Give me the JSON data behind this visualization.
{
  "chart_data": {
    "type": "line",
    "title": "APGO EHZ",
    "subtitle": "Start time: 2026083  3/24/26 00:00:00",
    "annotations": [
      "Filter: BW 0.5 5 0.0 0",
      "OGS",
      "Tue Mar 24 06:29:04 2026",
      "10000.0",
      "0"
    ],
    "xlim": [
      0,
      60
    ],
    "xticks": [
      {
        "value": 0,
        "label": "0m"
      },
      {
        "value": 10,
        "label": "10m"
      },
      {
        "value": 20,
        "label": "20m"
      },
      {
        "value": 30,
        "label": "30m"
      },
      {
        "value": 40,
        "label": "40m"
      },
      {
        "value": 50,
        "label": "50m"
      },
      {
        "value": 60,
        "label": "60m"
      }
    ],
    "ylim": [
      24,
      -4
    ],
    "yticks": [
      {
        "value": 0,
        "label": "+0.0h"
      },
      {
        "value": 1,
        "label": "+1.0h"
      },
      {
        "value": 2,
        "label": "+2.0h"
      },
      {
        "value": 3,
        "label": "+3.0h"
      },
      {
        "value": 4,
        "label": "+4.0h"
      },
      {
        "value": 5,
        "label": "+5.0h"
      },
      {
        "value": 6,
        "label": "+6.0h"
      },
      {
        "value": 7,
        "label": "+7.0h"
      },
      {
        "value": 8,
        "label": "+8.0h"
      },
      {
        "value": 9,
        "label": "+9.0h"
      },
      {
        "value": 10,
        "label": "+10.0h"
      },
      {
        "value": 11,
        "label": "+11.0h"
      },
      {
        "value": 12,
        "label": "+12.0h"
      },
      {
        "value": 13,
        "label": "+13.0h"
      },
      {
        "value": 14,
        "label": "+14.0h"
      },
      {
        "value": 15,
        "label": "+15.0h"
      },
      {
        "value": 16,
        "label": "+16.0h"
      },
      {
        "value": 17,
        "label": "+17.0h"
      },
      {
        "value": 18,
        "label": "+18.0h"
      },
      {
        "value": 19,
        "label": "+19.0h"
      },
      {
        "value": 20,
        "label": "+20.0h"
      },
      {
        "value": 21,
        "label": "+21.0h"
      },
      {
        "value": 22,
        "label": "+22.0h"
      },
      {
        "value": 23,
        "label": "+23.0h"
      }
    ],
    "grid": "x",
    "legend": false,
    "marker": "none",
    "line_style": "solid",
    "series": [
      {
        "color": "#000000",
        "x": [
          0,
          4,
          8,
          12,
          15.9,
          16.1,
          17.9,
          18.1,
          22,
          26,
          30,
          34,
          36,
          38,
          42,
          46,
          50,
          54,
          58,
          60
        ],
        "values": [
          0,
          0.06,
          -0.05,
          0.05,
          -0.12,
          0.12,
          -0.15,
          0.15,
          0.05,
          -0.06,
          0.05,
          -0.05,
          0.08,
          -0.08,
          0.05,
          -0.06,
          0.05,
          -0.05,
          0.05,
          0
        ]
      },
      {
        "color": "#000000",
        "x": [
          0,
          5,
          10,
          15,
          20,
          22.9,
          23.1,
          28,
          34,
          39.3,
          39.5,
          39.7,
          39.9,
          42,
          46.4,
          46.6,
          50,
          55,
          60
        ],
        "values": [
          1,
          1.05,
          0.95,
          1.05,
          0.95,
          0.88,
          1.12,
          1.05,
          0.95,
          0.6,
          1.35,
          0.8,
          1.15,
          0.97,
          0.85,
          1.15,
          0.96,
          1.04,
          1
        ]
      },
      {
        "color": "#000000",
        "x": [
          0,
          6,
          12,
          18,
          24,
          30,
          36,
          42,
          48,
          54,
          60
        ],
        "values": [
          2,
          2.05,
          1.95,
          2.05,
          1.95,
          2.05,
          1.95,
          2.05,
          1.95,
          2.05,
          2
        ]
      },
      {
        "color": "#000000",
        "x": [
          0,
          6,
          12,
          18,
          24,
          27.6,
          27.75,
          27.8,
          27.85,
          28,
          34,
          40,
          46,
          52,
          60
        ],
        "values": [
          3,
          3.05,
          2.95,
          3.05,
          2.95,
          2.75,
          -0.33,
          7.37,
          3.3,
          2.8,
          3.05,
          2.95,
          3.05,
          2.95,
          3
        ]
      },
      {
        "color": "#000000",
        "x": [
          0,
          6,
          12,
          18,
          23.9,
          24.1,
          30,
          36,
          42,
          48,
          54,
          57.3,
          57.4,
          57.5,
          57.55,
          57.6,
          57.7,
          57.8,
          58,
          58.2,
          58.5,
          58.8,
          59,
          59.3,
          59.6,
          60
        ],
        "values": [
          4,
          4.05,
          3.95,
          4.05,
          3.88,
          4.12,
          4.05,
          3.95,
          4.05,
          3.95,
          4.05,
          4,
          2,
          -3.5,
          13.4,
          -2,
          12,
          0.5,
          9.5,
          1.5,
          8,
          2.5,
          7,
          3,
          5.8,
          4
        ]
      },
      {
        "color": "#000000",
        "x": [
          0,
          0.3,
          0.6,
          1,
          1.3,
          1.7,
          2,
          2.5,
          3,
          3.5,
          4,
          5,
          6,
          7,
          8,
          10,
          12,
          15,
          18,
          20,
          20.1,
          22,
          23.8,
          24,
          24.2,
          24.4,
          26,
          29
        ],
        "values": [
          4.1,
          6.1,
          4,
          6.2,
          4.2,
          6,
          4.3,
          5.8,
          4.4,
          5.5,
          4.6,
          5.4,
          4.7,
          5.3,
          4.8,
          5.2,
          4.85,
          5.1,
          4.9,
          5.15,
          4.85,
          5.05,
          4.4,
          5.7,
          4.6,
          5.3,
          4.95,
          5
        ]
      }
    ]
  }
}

..............................

TASK STATEMENT: Reproduce the full set of records precisely.

RESPONSE TO THIS EXERCISE:
Give me the JSON data behind this visualization.
{
  "chart_data": {
    "type": "line",
    "title": "APGO EHZ",
    "subtitle": "Start time: 2026083  3/24/26 00:00:00",
    "annotations": [
      "Filter: BW 0.5 5 0.0 0",
      "OGS",
      "Tue Mar 24 06:29:04 2026",
      "10000.0",
      "0"
    ],
    "xlim": [
      0,
      60
    ],
    "xticks": [
      {
        "value": 0,
        "label": "0m"
      },
      {
        "value": 10,
        "label": "10m"
      },
      {
        "value": 20,
        "label": "20m"
      },
      {
        "value": 30,
        "label": "30m"
      },
      {
        "value": 40,
        "label": "40m"
      },
      {
        "value": 50,
        "label": "50m"
      },
      {
        "value": 60,
        "label": "60m"
      }
    ],
    "ylim": [
      24,
      -4
    ],
    "yticks": [
      {
        "value": 0,
        "label": "+0.0h"
      },
      {
        "value": 1,
        "label": "+1.0h"
      },
      {
        "value": 2,
        "label": "+2.0h"
      },
      {
        "value": 3,
        "label": "+3.0h"
      },
      {
        "value": 4,
        "label": "+4.0h"
      },
      {
        "value": 5,
        "label": "+5.0h"
      },
      {
        "value": 6,
        "label": "+6.0h"
      },
      {
        "value": 7,
        "label": "+7.0h"
      },
      {
        "value": 8,
        "label": "+8.0h"
      },
      {
        "value": 9,
        "label": "+9.0h"
      },
      {
        "value": 10,
        "label": "+10.0h"
      },
      {
        "value": 11,
        "label": "+11.0h"
      },
      {
        "value": 12,
        "label": "+12.0h"
      },
      {
        "value": 13,
        "label": "+13.0h"
      },
      {
        "value": 14,
        "label": "+14.0h"
      },
      {
        "value": 15,
        "label": "+15.0h"
      },
      {
        "value": 16,
        "label": "+16.0h"
      },
      {
        "value": 17,
        "label": "+17.0h"
      },
      {
        "value": 18,
        "label": "+18.0h"
      },
      {
        "value": 19,
        "label": "+19.0h"
      },
      {
        "value": 20,
        "label": "+20.0h"
      },
      {
        "value": 21,
        "label": "+21.0h"
      },
      {
        "value": 22,
        "label": "+22.0h"
      },
      {
        "value": 23,
        "label": "+23.0h"
      }
    ],
    "grid": "x",
    "legend": false,
    "marker": "none",
    "line_style": "solid",
    "series": [
      {
        "color": "#000000",
        "x": [
          0,
          4,
          8,
          12,
          15.9,
          16.1,
          17.9,
          18.1,
          22,
          26,
          30,
          34,
          36,
          38,
          42,
          46,
          50,
          54,
          58,
          60
        ],
        "values": [
          0,
          0.06,
          -0.05,
          0.05,
          -0.12,
          0.12,
          -0.15,
          0.15,
          0.05,
          -0.06,
          0.05,
          -0.05,
          0.08,
          -0.08,
          0.05,
          -0.06,
          0.05,
          -0.05,
          0.05,
          0
        ]
      },
      {
        "color": "#000000",
        "x": [
          0,
          5,
          10,
          15,
          20,
          22.9,
          23.1,
          28,
          34,
          39.3,
          39.5,
          39.7,
          39.9,
          42,
          46.4,
          46.6,
          50,
          55,
          60
        ],
        "values": [
          1,
          1.05,
          0.95,
          1.05,
          0.95,
          0.88,
          1.12,
          1.05,
          0.95,
          0.6,
          1.35,
          0.8,
          1.15,
          0.97,
          0.85,
          1.15,
          0.96,
          1.04,
          1
        ]
      },
      {
        "color": "#000000",
        "x": [
          0,
          6,
          12,
          18,
          24,
          30,
          36,
          42,
          48,
          54,
          60
        ],
        "values": [
          2,
          2.05,
          1.95,
          2.05,
          1.95,
          2.05,
          1.95,
          2.05,
          1.95,
          2.05,
          2
        ]
      },
      {
        "color": "#000000",
        "x": [
          0,
          6,
          12,
          18,
          24,
          27.6,
          27.75,
          27.8,
          27.85,
          28,
          34,
          40,
          46,
          52,
          60
        ],
        "values": [
          3,
          3.05,
          2.95,
          3.05,
          2.95,
          2.75,
          -0.33,
          7.37,
          3.3,
          2.8,
          3.05,
          2.95,
          3.05,
          2.95,
          3
        ]
      },
      {
        "color": "#000000",
        "x": [
          0,
          6,
          12,
          18,
          23.9,
          24.1,
          30,
          36,
          42,
          48,
          54,
          57.3,
          57.4,
          57.5,
          57.55,
          57.6,
          57.7,
          57.8,
          58,
          58.2,
          58.5,
          58.8,
          59,
          59.3,
          59.6,
          60
        ],
        "values": [
          4,
          4.05,
          3.95,
          4.05,
          3.88,
          4.12,
          4.05,
          3.95,
          4.05,
          3.95,
          4.05,
          4,
          2,
          -3.5,
          13.4,
          -2,
          12,
          0.5,
          9.5,
          1.5,
          8,
          2.5,
          7,
          3,
          5.8,
          4
        ]
      },
      {
        "color": "#000000",
        "x": [
          0,
          0.3,
          0.6,
          1,
          1.3,
          1.7,
          2,
          2.5,
          3,
          3.5,
          4,
          5,
          6,
          7,
          8,
          10,
          12,
          15,
          18,
          20,
          20.1,
          22,
          23.8,
          24,
          24.2,
          24.4,
          26,
          29
        ],
        "values": [
          4.1,
          6.1,
          4,
          6.2,
          4.2,
          6,
          4.3,
          5.8,
          4.4,
          5.5,
          4.6,
          5.4,
          4.7,
          5.3,
          4.8,
          5.2,
          4.85,
          5.1,
          4.9,
          5.15,
          4.85,
          5.05,
          4.4,
          5.7,
          4.6,
          5.3,
          4.95,
          5
        ]
      }
    ]
  }
}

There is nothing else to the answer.